→ Exercise instructions
State how many lines of the records contain the string "this", and give no other information.

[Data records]
-- begin --

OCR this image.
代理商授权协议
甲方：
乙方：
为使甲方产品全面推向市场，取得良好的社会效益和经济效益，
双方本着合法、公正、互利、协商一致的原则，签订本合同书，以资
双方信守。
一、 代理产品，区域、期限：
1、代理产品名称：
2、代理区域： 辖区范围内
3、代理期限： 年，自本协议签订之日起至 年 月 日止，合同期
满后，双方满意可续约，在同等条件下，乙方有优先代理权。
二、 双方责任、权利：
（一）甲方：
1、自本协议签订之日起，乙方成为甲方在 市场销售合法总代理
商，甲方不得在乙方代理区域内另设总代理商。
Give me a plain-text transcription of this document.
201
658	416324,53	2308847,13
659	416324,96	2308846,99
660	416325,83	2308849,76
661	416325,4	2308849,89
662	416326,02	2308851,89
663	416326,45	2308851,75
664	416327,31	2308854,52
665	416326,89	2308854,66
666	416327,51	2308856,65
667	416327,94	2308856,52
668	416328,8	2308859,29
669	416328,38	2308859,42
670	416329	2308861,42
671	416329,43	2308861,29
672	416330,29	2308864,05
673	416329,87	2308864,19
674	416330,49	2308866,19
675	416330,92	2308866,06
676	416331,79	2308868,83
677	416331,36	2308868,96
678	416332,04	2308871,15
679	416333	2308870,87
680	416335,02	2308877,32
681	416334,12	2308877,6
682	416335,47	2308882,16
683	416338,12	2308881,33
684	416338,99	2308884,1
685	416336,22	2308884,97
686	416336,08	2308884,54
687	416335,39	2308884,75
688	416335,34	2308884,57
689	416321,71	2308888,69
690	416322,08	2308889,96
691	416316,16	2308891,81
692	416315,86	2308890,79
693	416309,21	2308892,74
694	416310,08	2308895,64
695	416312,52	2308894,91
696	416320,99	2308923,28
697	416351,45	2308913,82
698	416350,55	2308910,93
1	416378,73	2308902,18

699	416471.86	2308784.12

-- end --

→ Output of the exercise
2